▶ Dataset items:
________________________
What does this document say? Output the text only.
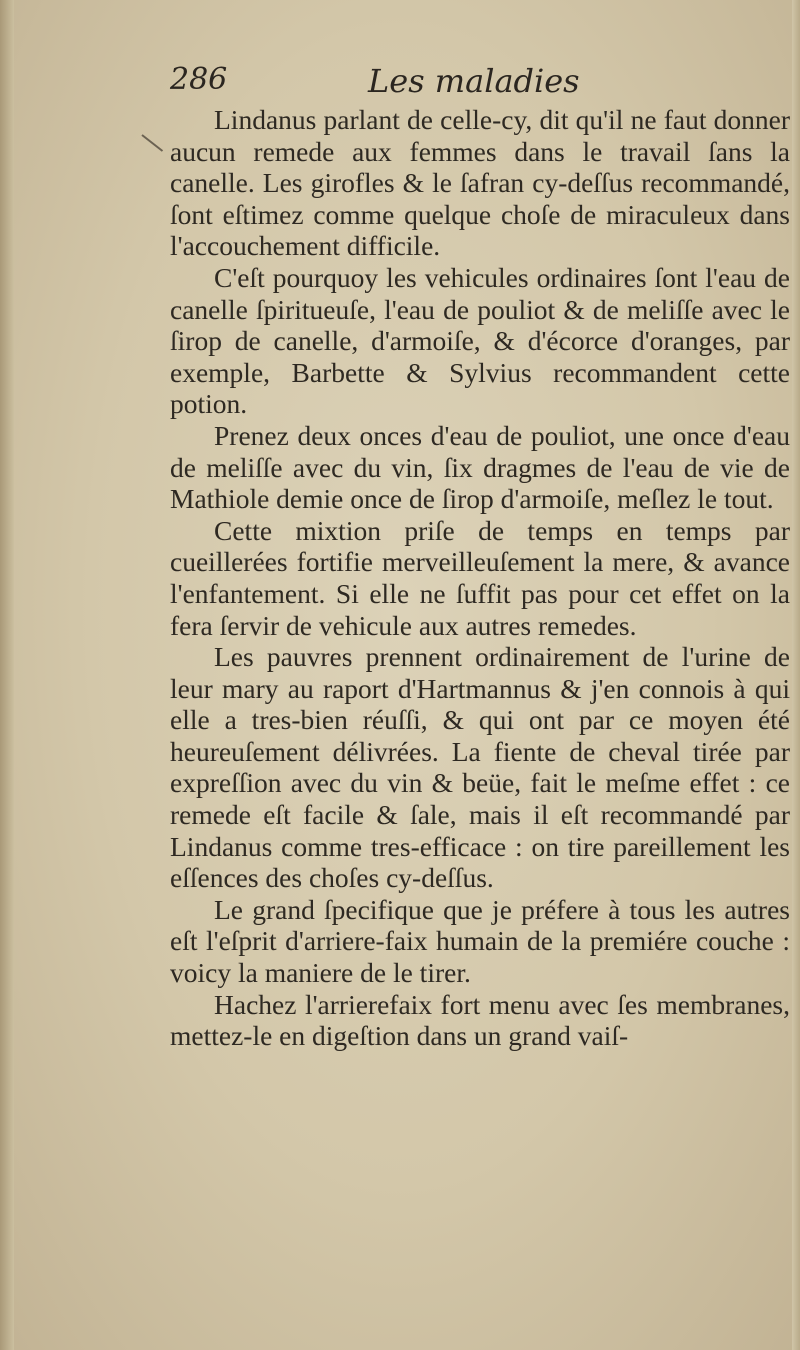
286	Les maladies

Lindanus parlant de celle-cy, dit qu'il ne faut donner aucun remede aux femmes dans le travail ſans la canelle. Les girofles & le ſafran cy-deſſus recommandé, ſont eſtimez comme quelque choſe de miraculeux dans l'accouchement difficile.

C'eſt pourquoy les vehicules ordinaires ſont l'eau de canelle ſpiritueuſe, l'eau de pouliot & de meliſſe avec le ſirop de canelle, d'armoiſe, & d'écorce d'oranges, par exemple, Barbette & Sylvius recommandent cette potion.

Prenez deux onces d'eau de pouliot, une once d'eau de meliſſe avec du vin, ſix dragmes de l'eau de vie de Mathiole demie once de ſirop d'armoiſe, meſlez le tout.

Cette mixtion priſe de temps en temps par cueillerées fortifie merveilleuſement la mere, & avance l'enfantement. Si elle ne ſuffit pas pour cet effet on la fera ſervir de vehicule aux autres remedes.

Les pauvres prennent ordinairement de l'urine de leur mary au raport d'Hartmannus & j'en connois à qui elle a tres-bien réuſſi, & qui ont par ce moyen été heureuſement délivrées. La fiente de cheval tirée par expreſſion avec du vin & beüe, fait le meſme effet : ce remede eſt facile & ſale, mais il eſt recommandé par Lindanus comme tres-efficace : on tire pareillement les eſſences des choſes cy-deſſus.

Le grand ſpecifique que je préfere à tous les autres eſt l'eſprit d'arriere-faix humain de la premiére couche : voicy la maniere de le tirer.

Hachez l'arrierefaix fort menu avec ſes membranes, mettez-le en digeſtion dans un grand vaiſ-
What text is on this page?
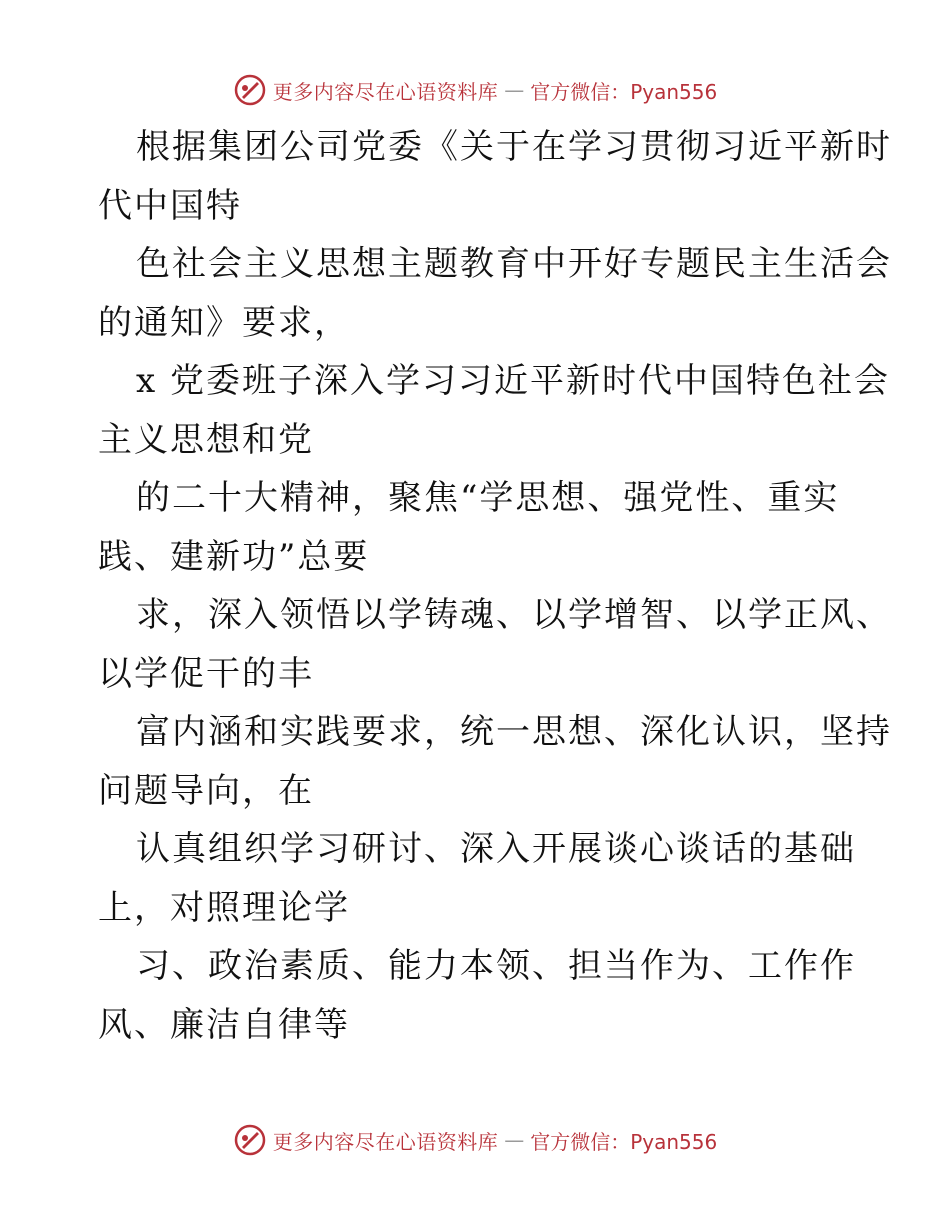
更多内容尽在心语资料库 — 官方微信：Pyan556
根据集团公司党委《关于在学习贯彻习近平新时
代中国特
色社会主义思想主题教育中开好专题民主生活会
的通知》要求，
x 党委班子深入学习习近平新时代中国特色社会
主义思想和党
的二十大精神，聚焦“学思想、强党性、重实
践、建新功”总要
求，深入领悟以学铸魂、以学增智、以学正风、
以学促干的丰
富内涵和实践要求，统一思想、深化认识，坚持
问题导向，在
认真组织学习研讨、深入开展谈心谈话的基础
上，对照理论学
习、政治素质、能力本领、担当作为、工作作
风、廉洁自律等
更多内容尽在心语资料库 — 官方微信：Pyan556
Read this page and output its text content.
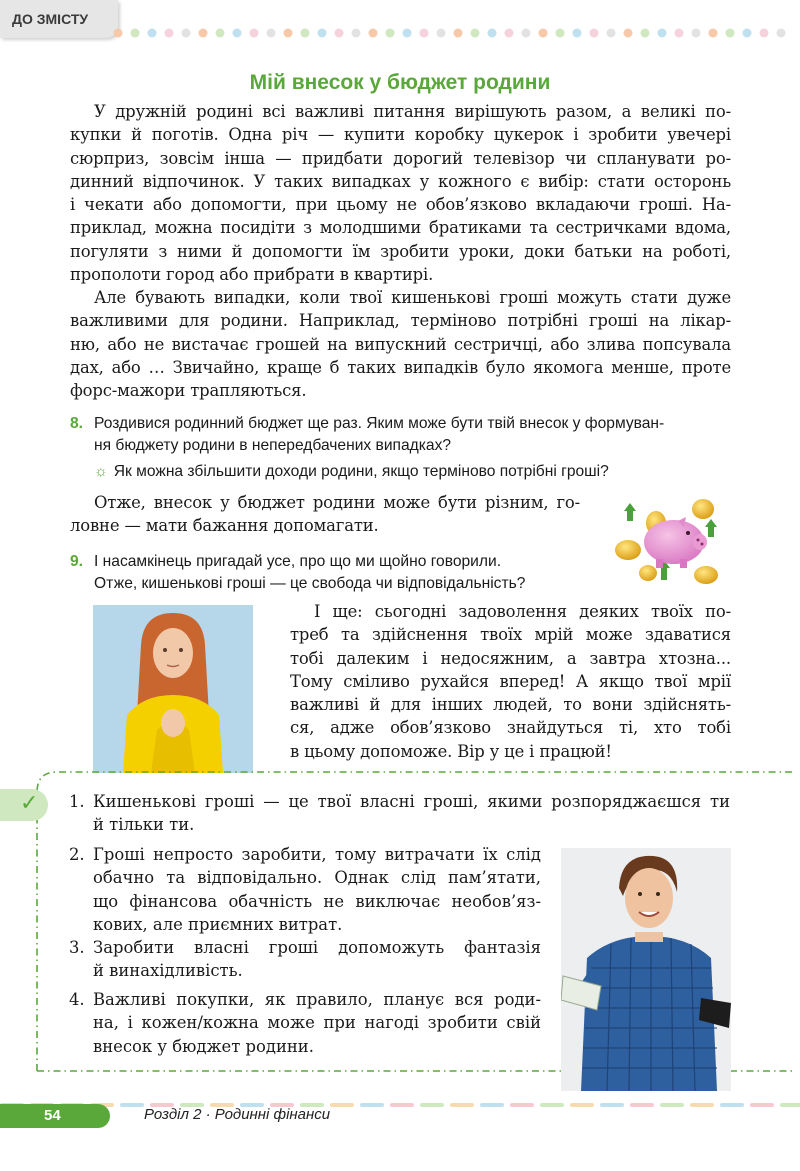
ДО ЗМІСТУ
Мій внесок у бюджет родини
У дружній родині всі важливі питання вирішують разом, а великі по-
купки й поготів. Одна річ — купити коробку цукерок і зробити увечері
сюрприз, зовсім інша — придбати дорогий телевізор чи спланувати ро-
динний відпочинок. У таких випадках у кожного є вибір: стати осторонь
і чекати або допомогти, при цьому не обов’язково вкладаючи гроші. На-
приклад, можна посидіти з молодшими братиками та сестричками вдома,
погуляти з ними й допомогти їм зробити уроки, доки батьки на роботі,
прополоти город або прибрати в квартирі.
Але бувають випадки, коли твої кишенькові гроші можуть стати дуже
важливими для родини. Наприклад, терміново потрібні гроші на лікар-
ню, або не вистачає грошей на випускний сестричці, або злива попсувала
дах, або … Звичайно, краще б таких випадків було якомога менше, проте
форс-мажори трапляються.
8. Роздивися родинний бюджет ще раз. Яким може бути твій внесок у формуван-
ня бюджету родини в непередбачених випадках?
☼ Як можна збільшити доходи родини, якщо терміново потрібні гроші?
Отже, внесок у бюджет родини може бути різним, го-
ловне — мати бажання допомагати.
9. І насамкінець пригадай усе, про що ми щойно говорили.
Отже, кишенькові гроші — це свобода чи відповідальність?
І ще: сьогодні задоволення деяких твоїх по-
треб та здійснення твоїх мрій може здаватися
тобі далеким і недосяжним, а завтра хтозна...
Тому сміливо рухайся вперед! А якщо твої мрії
важливі й для інших людей, то вони здійснять-
ся, адже обов’язково знайдуться ті, хто тобі
в цьому допоможе. Вір у це і працюй!
✓ 1. Кишенькові гроші — це твої власні гроші, якими розпоряджаєшся ти
й тільки ти.
2. Гроші непросто заробити, тому витрачати їх слід
обачно та відповідально. Однак слід пам’ятати,
що фінансова обачність не виключає необов’яз-
кових, але приємних витрат.
3. Заробити власні гроші допоможуть фантазія
й винахідливість.
4. Важливі покупки, як правило, планує вся роди-
на, і кожен/кожна може при нагоді зробити свій
внесок у бюджет родини.
54	Розділ 2 · Родинні фінанси
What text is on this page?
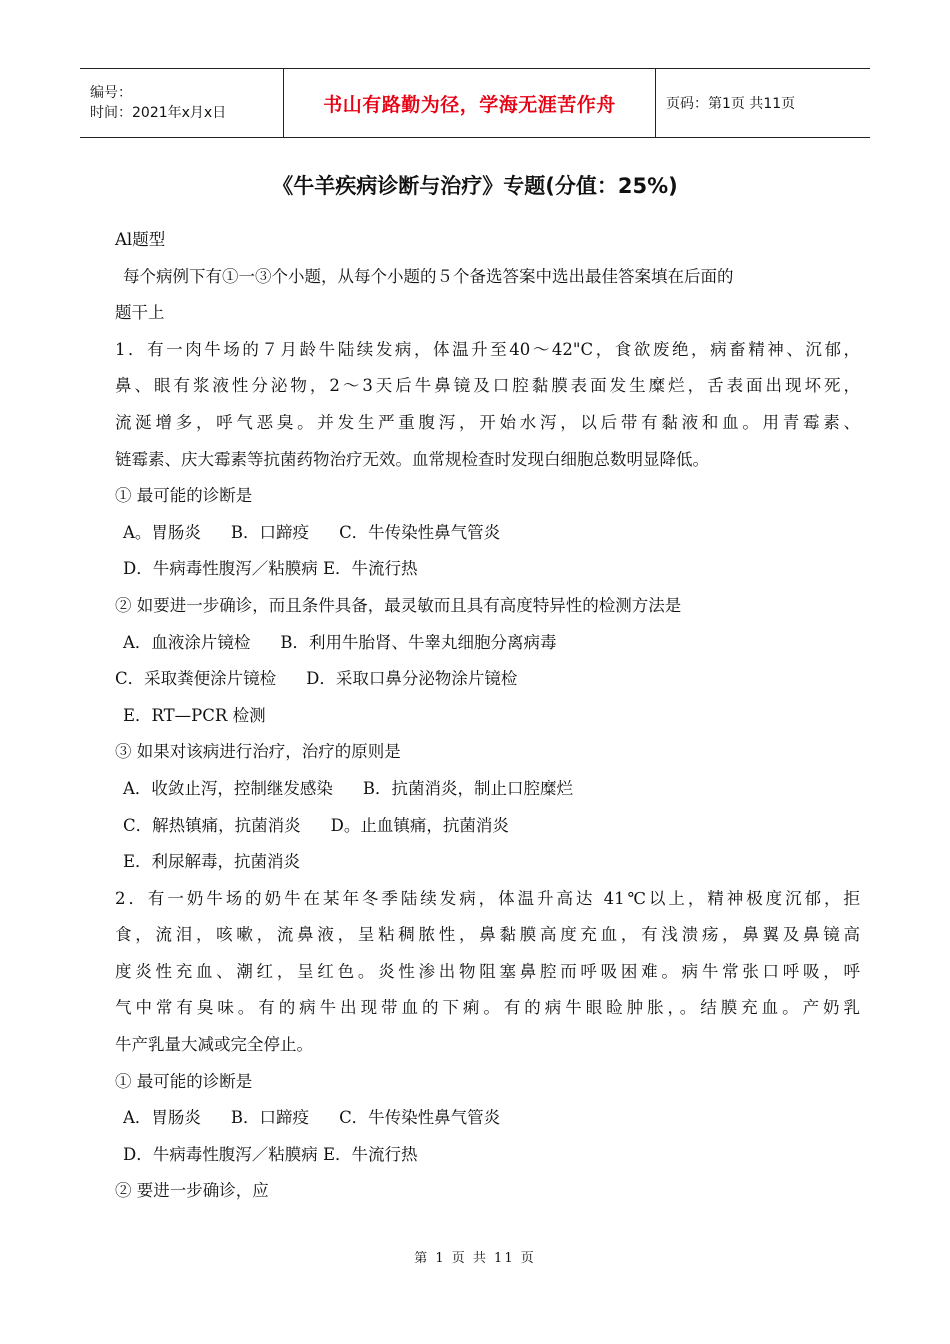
编号：
时间：2021年x月x日	书山有路勤为径，学海无涯苦作舟	页码：第1页 共11页
《牛羊疾病诊断与治疗》专题(分值：25%)
Al题型
每个病例下有①一③个小题，从每个小题的５个备选答案中选出最佳答案填在后面的
题干上
1．有一肉牛场的７月龄牛陆续发病，体温升至40～42"C，食欲废绝，病畜精神、沉郁，
鼻、眼有浆液性分泌物，2～3天后牛鼻镜及口腔黏膜表面发生糜烂，舌表面出现坏死，
流涎增多，呼气恶臭。并发生严重腹泻，开始水泻，以后带有黏液和血。用青霉素、
链霉素、庆大霉素等抗菌药物治疗无效。血常规检查时发现白细胞总数明显降低。
① 最可能的诊断是
A。胃肠炎 B．口蹄疫 C．牛传染性鼻气管炎
D．牛病毒性腹泻／粘膜病 E．牛流行热
② 如要进一步确诊，而且条件具备，最灵敏而且具有高度特异性的检测方法是
A．血液涂片镜检 B．利用牛胎肾、牛睾丸细胞分离病毒
C．采取粪便涂片镜检 D．采取口鼻分泌物涂片镜检
E．RT—PCR 检测
③ 如果对该病进行治疗，治疗的原则是
A．收敛止泻，控制继发感染 B．抗菌消炎，制止口腔糜烂
C．解热镇痛，抗菌消炎 D。止血镇痛，抗菌消炎
E．利尿解毒，抗菌消炎
2．有一奶牛场的奶牛在某年冬季陆续发病，体温升高达 41℃以上，精神极度沉郁，拒
食，流泪，咳嗽，流鼻液，呈粘稠脓性，鼻黏膜高度充血，有浅溃疡，鼻翼及鼻镜高
度炎性充血、潮红，呈红色。炎性渗出物阻塞鼻腔而呼吸困难。病牛常张口呼吸，呼
气中常有臭味。有的病牛出现带血的下痢。有的病牛眼睑肿胀，。结膜充血。产奶乳
牛产乳量大减或完全停止。
① 最可能的诊断是
A．胃肠炎 B．口蹄疫 C．牛传染性鼻气管炎
D．牛病毒性腹泻／粘膜病 E．牛流行热
② 要进一步确诊，应
第 1 页 共 11 页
________________________
▶ Task to complete: Write out every entry again word for word, without any of the pictures.

▶ Final result:
What does this document say? Output the text only.
286	Les maladies

Lindanus parlant de celle-cy, dit qu'il ne faut donner aucun remede aux femmes dans le travail ſans la canelle. Les girofles & le ſafran cy-deſſus recommandé, ſont eſtimez comme quelque choſe de miraculeux dans l'accouchement difficile.

C'eſt pourquoy les vehicules ordinaires ſont l'eau de canelle ſpiritueuſe, l'eau de pouliot & de meliſſe avec le ſirop de canelle, d'armoiſe, & d'écorce d'oranges, par exemple, Barbette & Sylvius recommandent cette potion.

Prenez deux onces d'eau de pouliot, une once d'eau de meliſſe avec du vin, ſix dragmes de l'eau de vie de Mathiole demie once de ſirop d'armoiſe, meſlez le tout.

Cette mixtion priſe de temps en temps par cueillerées fortifie merveilleuſement la mere, & avance l'enfantement. Si elle ne ſuffit pas pour cet effet on la fera ſervir de vehicule aux autres remedes.

Les pauvres prennent ordinairement de l'urine de leur mary au raport d'Hartmannus & j'en connois à qui elle a tres-bien réuſſi, & qui ont par ce moyen été heureuſement délivrées. La fiente de cheval tirée par expreſſion avec du vin & beüe, fait le meſme effet : ce remede eſt facile & ſale, mais il eſt recommandé par Lindanus comme tres-efficace : on tire pareillement les eſſences des choſes cy-deſſus.

Le grand ſpecifique que je préfere à tous les autres eſt l'eſprit d'arriere-faix humain de la premiére couche : voicy la maniere de le tirer.

Hachez l'arrierefaix fort menu avec ſes membranes, mettez-le en digeſtion dans un grand vaiſ-
What text is on this page?
更多内容尽在心语资料库 — 官方微信：Pyan556
根据集团公司党委《关于在学习贯彻习近平新时
代中国特
色社会主义思想主题教育中开好专题民主生活会
的通知》要求，
x 党委班子深入学习习近平新时代中国特色社会
主义思想和党
的二十大精神，聚焦“学思想、强党性、重实
践、建新功”总要
求，深入领悟以学铸魂、以学增智、以学正风、
以学促干的丰
富内涵和实践要求，统一思想、深化认识，坚持
问题导向，在
认真组织学习研讨、深入开展谈心谈话的基础
上，对照理论学
习、政治素质、能力本领、担当作为、工作作
风、廉洁自律等
更多内容尽在心语资料库 — 官方微信：Pyan556
Read this page and output its text content.
ДО ЗМІСТУ
Мій внесок у бюджет родини
У дружній родині всі важливі питання вирішують разом, а великі по-
купки й поготів. Одна річ — купити коробку цукерок і зробити увечері
сюрприз, зовсім інша — придбати дорогий телевізор чи спланувати ро-
динний відпочинок. У таких випадках у кожного є вибір: стати осторонь
і чекати або допомогти, при цьому не обов’язково вкладаючи гроші. На-
приклад, можна посидіти з молодшими братиками та сестричками вдома,
погуляти з ними й допомогти їм зробити уроки, доки батьки на роботі,
прополоти город або прибрати в квартирі.
Але бувають випадки, коли твої кишенькові гроші можуть стати дуже
важливими для родини. Наприклад, терміново потрібні гроші на лікар-
ню, або не вистачає грошей на випускний сестричці, або злива попсувала
дах, або … Звичайно, краще б таких випадків було якомога менше, проте
форс-мажори трапляються.
8. Роздивися родинний бюджет ще раз. Яким може бути твій внесок у формуван-
ня бюджету родини в непередбачених випадках?
☼ Як можна збільшити доходи родини, якщо терміново потрібні гроші?
Отже, внесок у бюджет родини може бути різним, го-
ловне — мати бажання допомагати.
9. І насамкінець пригадай усе, про що ми щойно говорили.
Отже, кишенькові гроші — це свобода чи відповідальність?
І ще: сьогодні задоволення деяких твоїх по-
треб та здійснення твоїх мрій може здаватися
тобі далеким і недосяжним, а завтра хтозна...
Тому сміливо рухайся вперед! А якщо твої мрії
важливі й для інших людей, то вони здійснять-
ся, адже обов’язково знайдуться ті, хто тобі
в цьому допоможе. Вір у це і працюй!
✓ 1. Кишенькові гроші — це твої власні гроші, якими розпоряджаєшся ти
й тільки ти.
2. Гроші непросто заробити, тому витрачати їх слід
обачно та відповідально. Однак слід пам’ятати,
що фінансова обачність не виключає необов’яз-
кових, але приємних витрат.
3. Заробити власні гроші допоможуть фантазія
й винахідливість.
4. Важливі покупки, як правило, планує вся роди-
на, і кожен/кожна може при нагоді зробити свій
внесок у бюджет родини.
54	Розділ 2 · Родинні фінанси
What text is on this page?
编号：
时间：2021年x月x日	书山有路勤为径，学海无涯苦作舟	页码：第1页 共11页
《牛羊疾病诊断与治疗》专题(分值：25%)
Al题型
每个病例下有①一③个小题，从每个小题的５个备选答案中选出最佳答案填在后面的
题干上
1．有一肉牛场的７月龄牛陆续发病，体温升至40～42"C，食欲废绝，病畜精神、沉郁，
鼻、眼有浆液性分泌物，2～3天后牛鼻镜及口腔黏膜表面发生糜烂，舌表面出现坏死，
流涎增多，呼气恶臭。并发生严重腹泻，开始水泻，以后带有黏液和血。用青霉素、
链霉素、庆大霉素等抗菌药物治疗无效。血常规检查时发现白细胞总数明显降低。
① 最可能的诊断是
A。胃肠炎 B．口蹄疫 C．牛传染性鼻气管炎
D．牛病毒性腹泻／粘膜病 E．牛流行热
② 如要进一步确诊，而且条件具备，最灵敏而且具有高度特异性的检测方法是
A．血液涂片镜检 B．利用牛胎肾、牛睾丸细胞分离病毒
C．采取粪便涂片镜检 D．采取口鼻分泌物涂片镜检
E．RT—PCR 检测
③ 如果对该病进行治疗，治疗的原则是
A．收敛止泻，控制继发感染 B．抗菌消炎，制止口腔糜烂
C．解热镇痛，抗菌消炎 D。止血镇痛，抗菌消炎
E．利尿解毒，抗菌消炎
2．有一奶牛场的奶牛在某年冬季陆续发病，体温升高达 41℃以上，精神极度沉郁，拒
食，流泪，咳嗽，流鼻液，呈粘稠脓性，鼻黏膜高度充血，有浅溃疡，鼻翼及鼻镜高
度炎性充血、潮红，呈红色。炎性渗出物阻塞鼻腔而呼吸困难。病牛常张口呼吸，呼
气中常有臭味。有的病牛出现带血的下痢。有的病牛眼睑肿胀，。结膜充血。产奶乳
牛产乳量大减或完全停止。
① 最可能的诊断是
A．胃肠炎 B．口蹄疫 C．牛传染性鼻气管炎
D．牛病毒性腹泻／粘膜病 E．牛流行热
② 要进一步确诊，应
第 1 页 共 11 页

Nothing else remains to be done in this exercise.